Instructions for the task:
Please count the lines in the listing below where the word "ranks" appears. Give the number only.

※ ※ ※

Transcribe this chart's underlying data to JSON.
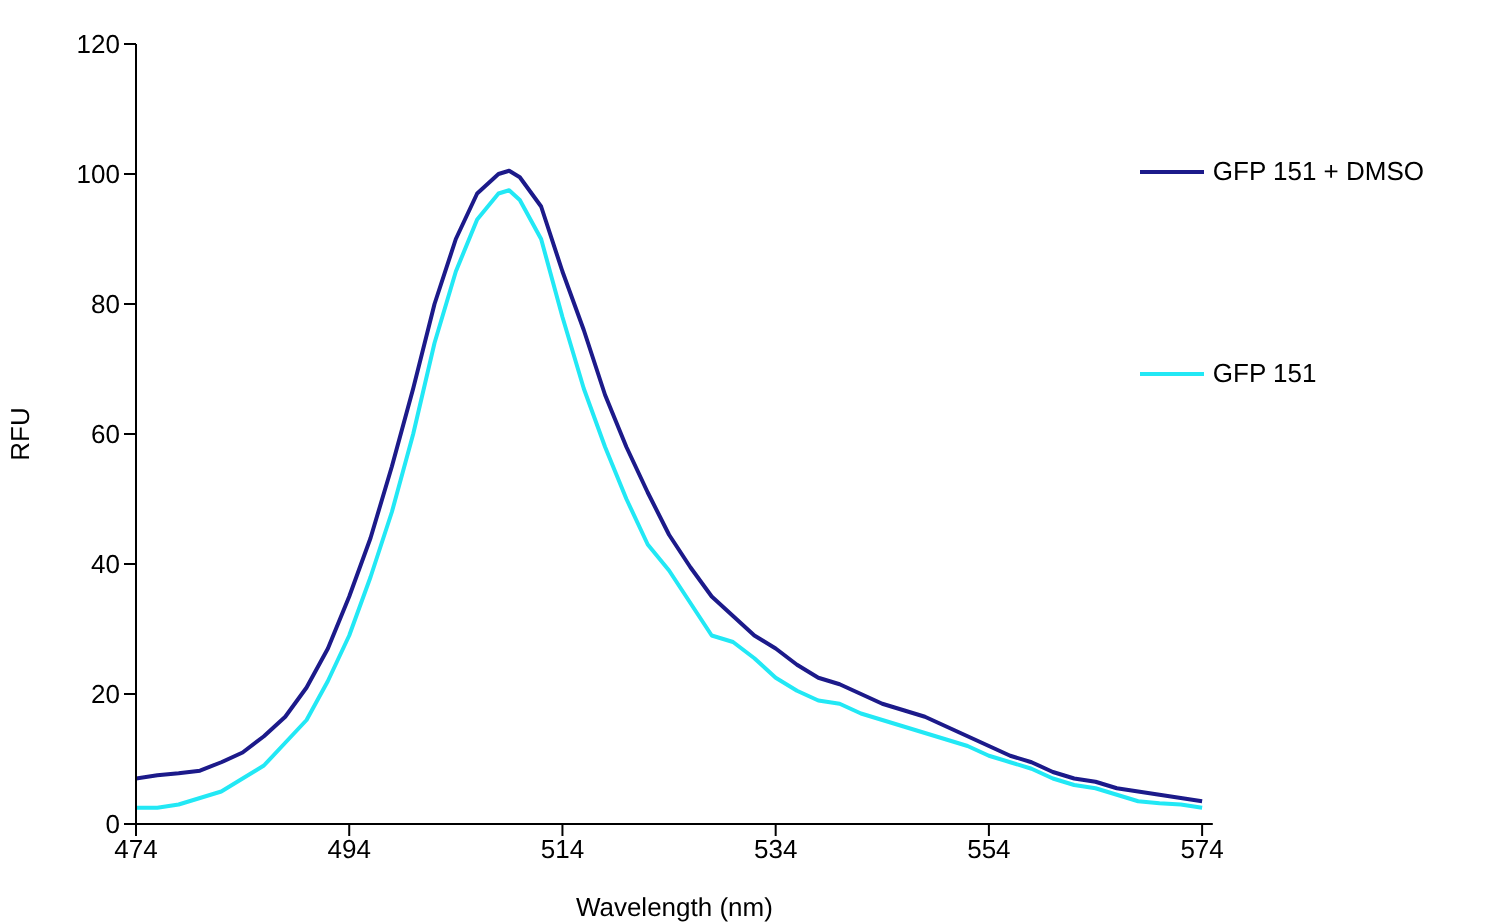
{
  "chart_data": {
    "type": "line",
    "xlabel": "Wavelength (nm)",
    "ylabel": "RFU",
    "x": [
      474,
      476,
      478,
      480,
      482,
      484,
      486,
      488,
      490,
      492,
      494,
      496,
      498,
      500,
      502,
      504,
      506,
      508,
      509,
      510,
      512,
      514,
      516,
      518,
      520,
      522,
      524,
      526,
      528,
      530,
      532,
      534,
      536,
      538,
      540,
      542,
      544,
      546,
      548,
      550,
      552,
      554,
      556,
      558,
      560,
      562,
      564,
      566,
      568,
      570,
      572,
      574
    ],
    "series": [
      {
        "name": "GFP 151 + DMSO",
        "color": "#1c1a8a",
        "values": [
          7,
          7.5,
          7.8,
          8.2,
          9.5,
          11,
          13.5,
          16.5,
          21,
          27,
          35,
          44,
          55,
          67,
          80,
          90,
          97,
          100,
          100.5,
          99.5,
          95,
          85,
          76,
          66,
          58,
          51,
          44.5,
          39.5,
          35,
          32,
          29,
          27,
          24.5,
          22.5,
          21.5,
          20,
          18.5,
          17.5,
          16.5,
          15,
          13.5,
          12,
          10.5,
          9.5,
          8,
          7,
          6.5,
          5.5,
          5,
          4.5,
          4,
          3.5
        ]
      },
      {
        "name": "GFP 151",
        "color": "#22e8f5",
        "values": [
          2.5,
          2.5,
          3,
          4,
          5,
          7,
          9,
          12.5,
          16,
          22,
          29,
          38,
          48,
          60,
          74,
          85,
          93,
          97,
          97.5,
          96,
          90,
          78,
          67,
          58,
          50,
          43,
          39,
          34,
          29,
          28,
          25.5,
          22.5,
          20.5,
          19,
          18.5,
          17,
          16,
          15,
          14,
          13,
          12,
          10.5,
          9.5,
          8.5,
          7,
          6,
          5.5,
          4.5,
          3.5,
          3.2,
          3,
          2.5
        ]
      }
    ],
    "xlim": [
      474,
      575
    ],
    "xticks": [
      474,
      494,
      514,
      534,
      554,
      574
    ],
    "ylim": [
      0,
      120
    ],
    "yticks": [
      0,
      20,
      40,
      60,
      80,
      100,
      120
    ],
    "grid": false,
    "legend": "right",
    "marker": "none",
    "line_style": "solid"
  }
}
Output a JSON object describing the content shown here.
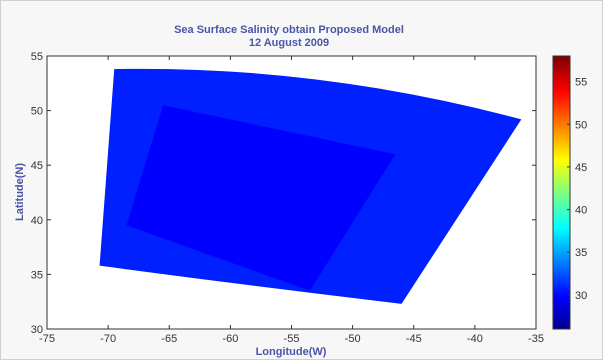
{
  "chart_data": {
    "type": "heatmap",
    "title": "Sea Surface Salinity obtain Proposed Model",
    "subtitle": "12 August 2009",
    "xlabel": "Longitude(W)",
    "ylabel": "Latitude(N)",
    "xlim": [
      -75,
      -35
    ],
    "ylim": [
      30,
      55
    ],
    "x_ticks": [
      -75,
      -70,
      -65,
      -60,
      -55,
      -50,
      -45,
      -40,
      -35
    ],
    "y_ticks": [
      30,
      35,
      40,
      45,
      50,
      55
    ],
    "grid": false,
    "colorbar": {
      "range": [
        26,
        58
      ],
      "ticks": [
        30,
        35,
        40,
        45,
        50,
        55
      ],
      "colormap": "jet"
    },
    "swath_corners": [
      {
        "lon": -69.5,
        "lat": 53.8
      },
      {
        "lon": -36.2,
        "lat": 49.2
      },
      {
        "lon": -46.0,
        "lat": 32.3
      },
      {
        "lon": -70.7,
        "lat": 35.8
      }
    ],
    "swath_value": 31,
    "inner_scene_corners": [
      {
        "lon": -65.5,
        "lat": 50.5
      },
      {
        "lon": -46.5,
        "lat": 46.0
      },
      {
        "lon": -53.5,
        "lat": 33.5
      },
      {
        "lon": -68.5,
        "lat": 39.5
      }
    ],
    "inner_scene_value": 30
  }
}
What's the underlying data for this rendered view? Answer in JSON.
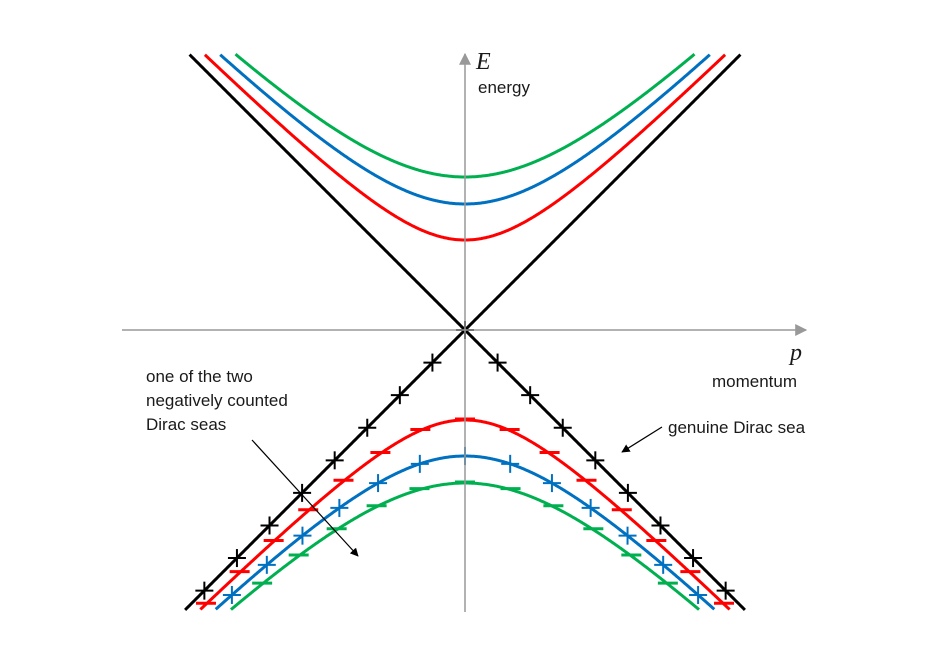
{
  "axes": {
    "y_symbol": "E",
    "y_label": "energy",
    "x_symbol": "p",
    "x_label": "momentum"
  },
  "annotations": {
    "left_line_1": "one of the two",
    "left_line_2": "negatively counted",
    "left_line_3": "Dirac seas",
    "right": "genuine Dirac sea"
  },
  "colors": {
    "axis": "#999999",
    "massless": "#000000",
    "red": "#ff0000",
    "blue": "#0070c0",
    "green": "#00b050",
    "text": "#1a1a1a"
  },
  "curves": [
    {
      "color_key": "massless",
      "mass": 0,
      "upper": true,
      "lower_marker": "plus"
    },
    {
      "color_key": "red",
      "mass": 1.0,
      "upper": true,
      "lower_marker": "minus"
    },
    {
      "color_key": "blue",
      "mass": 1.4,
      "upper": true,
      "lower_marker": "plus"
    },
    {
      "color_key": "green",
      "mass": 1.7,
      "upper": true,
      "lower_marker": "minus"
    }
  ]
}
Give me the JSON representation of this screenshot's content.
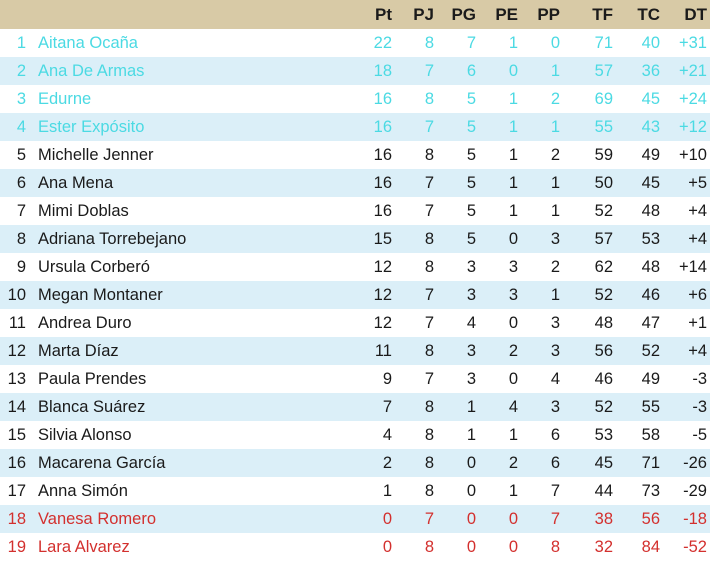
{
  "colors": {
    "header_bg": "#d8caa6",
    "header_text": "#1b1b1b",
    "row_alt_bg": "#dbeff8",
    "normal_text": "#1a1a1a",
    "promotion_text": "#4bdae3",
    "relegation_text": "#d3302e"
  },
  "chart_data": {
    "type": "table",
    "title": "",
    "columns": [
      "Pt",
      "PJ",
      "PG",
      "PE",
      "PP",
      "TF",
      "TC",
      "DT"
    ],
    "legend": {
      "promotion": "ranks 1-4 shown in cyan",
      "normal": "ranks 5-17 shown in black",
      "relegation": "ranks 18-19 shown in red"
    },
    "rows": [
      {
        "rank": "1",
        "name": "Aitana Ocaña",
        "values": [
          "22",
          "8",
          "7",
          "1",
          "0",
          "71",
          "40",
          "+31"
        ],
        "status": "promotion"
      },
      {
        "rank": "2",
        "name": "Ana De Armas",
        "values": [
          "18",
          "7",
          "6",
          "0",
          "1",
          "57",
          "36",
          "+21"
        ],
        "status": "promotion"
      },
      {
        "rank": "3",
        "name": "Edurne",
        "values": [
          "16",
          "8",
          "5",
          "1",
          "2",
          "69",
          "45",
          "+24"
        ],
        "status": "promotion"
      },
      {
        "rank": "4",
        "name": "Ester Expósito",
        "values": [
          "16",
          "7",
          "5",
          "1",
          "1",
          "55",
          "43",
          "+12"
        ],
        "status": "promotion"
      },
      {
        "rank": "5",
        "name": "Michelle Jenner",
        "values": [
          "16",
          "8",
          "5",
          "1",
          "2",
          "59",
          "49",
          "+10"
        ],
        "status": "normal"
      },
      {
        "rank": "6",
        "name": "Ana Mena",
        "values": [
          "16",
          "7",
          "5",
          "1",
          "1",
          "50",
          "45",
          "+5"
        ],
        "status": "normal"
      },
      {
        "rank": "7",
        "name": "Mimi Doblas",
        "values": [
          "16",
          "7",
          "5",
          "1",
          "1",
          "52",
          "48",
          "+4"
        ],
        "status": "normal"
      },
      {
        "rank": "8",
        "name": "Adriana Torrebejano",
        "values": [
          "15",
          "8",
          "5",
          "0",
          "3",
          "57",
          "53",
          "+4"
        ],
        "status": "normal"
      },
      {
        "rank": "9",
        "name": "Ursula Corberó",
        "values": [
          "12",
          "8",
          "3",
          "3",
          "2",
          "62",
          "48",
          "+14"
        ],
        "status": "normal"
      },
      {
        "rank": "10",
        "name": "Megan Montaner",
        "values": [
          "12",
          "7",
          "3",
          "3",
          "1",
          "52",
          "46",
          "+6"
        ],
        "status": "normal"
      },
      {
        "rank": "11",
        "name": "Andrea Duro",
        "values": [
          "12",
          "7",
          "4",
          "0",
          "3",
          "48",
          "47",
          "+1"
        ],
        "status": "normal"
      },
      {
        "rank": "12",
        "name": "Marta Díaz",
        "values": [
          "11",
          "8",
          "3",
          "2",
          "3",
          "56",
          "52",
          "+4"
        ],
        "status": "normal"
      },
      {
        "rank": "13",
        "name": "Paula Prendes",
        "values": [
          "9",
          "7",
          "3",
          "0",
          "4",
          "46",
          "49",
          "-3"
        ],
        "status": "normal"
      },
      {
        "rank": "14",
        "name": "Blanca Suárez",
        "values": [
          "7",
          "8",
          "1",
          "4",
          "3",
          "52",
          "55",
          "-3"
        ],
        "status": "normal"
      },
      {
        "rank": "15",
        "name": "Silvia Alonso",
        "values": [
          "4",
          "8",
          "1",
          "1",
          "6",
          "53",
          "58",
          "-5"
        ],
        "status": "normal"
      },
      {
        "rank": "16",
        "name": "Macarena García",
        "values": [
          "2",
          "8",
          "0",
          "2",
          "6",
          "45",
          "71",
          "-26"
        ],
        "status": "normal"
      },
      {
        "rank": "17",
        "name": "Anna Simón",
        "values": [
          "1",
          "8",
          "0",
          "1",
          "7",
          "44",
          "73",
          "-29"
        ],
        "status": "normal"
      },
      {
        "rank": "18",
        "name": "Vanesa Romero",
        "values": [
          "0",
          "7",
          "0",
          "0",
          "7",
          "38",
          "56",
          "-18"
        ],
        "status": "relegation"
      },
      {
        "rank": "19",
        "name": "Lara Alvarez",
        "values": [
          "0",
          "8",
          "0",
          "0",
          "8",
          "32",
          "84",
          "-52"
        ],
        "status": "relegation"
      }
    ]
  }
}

※ ※ ※

Correct response:
3